Extracted records
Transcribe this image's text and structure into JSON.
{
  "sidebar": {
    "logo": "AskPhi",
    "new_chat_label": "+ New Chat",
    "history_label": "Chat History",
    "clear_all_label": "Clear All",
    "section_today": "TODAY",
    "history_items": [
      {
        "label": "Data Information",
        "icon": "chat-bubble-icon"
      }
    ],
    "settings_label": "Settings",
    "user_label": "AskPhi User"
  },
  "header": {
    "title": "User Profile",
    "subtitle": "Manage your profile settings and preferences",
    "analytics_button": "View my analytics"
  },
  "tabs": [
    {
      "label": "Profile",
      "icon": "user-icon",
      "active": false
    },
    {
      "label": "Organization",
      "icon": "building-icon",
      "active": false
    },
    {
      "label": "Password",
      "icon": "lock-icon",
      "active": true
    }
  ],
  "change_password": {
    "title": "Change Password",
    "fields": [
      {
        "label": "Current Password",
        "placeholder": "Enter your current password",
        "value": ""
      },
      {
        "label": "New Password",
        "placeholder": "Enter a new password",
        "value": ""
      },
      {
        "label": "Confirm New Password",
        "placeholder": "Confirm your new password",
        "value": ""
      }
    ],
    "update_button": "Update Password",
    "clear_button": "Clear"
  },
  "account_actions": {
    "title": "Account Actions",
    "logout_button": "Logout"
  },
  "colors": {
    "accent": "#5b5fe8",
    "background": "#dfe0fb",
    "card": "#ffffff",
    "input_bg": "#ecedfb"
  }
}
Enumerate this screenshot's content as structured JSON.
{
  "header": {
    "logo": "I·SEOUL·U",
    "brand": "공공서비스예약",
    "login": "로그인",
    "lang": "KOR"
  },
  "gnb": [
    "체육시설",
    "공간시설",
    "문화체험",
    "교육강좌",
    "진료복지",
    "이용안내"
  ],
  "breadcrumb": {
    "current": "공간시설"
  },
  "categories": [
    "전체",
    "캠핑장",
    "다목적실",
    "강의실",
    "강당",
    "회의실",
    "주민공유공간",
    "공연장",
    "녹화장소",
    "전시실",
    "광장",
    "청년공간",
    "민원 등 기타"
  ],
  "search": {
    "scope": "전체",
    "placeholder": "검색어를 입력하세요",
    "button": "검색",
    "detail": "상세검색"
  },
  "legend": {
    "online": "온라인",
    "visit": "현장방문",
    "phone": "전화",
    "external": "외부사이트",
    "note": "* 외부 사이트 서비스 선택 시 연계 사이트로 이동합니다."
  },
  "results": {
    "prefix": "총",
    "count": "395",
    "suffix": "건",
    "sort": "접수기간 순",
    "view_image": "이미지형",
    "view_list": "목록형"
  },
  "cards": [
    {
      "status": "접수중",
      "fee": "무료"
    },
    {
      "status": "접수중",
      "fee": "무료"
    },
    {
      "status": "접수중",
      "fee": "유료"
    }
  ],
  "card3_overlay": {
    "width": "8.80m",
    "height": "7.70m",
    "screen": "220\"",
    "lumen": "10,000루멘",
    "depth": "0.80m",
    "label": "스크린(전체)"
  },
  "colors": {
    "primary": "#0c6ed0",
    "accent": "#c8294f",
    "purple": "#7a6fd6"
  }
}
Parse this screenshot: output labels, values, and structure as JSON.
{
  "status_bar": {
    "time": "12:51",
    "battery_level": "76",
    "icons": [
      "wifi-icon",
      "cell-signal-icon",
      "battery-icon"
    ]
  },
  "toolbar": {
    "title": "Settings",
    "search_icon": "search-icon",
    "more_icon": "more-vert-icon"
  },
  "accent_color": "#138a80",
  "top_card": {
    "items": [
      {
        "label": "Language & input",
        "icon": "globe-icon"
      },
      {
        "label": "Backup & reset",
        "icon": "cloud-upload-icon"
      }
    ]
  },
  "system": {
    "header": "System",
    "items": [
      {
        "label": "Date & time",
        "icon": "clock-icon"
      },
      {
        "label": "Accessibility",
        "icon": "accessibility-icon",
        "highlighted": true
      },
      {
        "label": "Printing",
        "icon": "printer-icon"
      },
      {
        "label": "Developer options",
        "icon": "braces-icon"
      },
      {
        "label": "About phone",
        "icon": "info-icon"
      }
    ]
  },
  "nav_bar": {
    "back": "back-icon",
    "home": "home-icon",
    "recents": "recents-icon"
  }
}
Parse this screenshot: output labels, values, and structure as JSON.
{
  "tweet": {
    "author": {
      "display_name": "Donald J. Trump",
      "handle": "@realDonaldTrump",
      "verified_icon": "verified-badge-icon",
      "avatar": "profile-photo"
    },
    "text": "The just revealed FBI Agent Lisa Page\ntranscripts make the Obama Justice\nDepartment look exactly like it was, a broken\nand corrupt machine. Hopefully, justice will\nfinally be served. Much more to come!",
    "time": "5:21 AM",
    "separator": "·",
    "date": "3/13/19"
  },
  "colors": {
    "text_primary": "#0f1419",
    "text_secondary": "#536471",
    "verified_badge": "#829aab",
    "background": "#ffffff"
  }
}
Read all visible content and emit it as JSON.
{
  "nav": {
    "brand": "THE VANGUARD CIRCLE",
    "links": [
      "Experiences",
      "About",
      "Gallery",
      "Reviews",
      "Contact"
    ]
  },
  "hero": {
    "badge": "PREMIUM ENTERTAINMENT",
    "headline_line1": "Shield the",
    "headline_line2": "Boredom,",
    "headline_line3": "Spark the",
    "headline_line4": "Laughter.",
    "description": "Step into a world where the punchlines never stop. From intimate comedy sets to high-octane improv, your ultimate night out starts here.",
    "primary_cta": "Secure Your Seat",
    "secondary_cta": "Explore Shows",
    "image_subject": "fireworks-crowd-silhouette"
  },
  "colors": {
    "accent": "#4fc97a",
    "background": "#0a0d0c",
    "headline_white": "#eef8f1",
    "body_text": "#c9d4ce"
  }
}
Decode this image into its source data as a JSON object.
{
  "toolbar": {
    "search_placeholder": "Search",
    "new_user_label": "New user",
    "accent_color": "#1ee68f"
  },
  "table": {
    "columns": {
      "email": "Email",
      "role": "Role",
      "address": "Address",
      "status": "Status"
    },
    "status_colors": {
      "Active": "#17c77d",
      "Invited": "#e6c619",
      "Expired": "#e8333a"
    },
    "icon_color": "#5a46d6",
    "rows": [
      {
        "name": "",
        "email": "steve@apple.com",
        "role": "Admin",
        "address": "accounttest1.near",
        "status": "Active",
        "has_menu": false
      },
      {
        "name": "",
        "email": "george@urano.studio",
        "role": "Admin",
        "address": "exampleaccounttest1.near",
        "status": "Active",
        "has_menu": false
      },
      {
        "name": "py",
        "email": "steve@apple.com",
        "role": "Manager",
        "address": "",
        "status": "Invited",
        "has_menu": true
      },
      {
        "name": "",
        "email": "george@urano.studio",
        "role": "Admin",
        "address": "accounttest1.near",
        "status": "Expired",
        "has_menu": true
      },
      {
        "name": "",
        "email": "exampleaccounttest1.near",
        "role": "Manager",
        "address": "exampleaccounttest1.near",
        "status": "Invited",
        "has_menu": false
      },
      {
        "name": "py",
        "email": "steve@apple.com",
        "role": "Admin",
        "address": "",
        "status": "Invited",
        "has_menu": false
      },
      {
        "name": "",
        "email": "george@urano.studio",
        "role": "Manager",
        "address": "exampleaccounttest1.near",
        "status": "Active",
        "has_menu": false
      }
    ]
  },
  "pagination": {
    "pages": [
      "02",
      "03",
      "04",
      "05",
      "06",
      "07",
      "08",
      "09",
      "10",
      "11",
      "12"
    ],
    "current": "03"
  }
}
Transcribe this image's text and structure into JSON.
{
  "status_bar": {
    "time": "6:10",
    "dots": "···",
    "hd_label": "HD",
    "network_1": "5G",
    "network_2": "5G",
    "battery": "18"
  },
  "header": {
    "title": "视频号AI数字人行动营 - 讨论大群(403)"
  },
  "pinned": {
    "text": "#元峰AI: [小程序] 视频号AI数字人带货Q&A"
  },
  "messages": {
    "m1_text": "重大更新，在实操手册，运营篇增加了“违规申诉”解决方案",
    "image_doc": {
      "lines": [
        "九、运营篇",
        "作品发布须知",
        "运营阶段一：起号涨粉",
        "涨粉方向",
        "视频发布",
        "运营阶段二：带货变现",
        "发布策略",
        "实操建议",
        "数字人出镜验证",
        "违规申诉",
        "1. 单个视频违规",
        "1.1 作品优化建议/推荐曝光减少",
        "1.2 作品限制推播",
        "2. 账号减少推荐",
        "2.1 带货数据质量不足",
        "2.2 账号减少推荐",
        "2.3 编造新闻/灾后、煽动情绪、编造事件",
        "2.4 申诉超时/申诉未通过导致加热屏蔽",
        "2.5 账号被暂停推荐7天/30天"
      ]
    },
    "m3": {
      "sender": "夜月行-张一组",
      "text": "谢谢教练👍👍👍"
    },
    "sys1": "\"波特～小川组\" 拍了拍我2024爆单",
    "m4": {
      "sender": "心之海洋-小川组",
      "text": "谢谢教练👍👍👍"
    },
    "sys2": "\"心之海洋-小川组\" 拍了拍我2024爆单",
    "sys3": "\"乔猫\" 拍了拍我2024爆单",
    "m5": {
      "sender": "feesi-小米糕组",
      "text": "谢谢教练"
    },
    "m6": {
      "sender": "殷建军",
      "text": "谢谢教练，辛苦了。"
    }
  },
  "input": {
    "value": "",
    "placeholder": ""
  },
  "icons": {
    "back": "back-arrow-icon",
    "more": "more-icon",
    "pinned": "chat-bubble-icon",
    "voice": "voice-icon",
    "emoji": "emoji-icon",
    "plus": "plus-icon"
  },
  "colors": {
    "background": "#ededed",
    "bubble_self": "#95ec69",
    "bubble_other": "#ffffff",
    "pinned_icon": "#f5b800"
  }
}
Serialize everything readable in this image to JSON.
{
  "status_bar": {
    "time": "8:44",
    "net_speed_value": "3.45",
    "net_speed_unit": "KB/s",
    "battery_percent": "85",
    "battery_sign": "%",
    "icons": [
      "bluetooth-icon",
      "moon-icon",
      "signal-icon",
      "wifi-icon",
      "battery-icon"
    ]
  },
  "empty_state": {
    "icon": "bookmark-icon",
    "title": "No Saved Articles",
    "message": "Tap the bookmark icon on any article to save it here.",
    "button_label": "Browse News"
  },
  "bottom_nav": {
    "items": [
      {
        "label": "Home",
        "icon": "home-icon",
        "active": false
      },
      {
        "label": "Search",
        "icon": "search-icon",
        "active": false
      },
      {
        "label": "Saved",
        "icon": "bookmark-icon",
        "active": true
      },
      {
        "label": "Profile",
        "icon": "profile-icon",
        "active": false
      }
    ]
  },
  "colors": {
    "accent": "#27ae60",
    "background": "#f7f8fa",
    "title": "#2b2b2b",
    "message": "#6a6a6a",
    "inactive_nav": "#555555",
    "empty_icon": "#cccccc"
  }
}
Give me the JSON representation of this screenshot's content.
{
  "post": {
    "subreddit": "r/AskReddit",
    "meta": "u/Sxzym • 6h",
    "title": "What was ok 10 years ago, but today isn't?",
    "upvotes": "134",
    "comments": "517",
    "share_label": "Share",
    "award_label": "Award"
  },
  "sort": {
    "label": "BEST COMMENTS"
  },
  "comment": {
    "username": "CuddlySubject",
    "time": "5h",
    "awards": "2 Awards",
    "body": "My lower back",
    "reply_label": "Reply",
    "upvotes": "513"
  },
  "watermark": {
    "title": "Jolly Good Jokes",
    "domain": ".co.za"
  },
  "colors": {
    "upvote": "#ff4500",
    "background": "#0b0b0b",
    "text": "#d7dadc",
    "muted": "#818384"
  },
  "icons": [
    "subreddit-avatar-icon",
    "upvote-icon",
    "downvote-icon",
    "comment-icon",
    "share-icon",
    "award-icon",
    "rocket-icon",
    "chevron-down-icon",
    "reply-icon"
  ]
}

_Work to be completed_: Your answer should be a single number: the count of lines containing the word "谢谢教练".

_Response to the exercise_: 4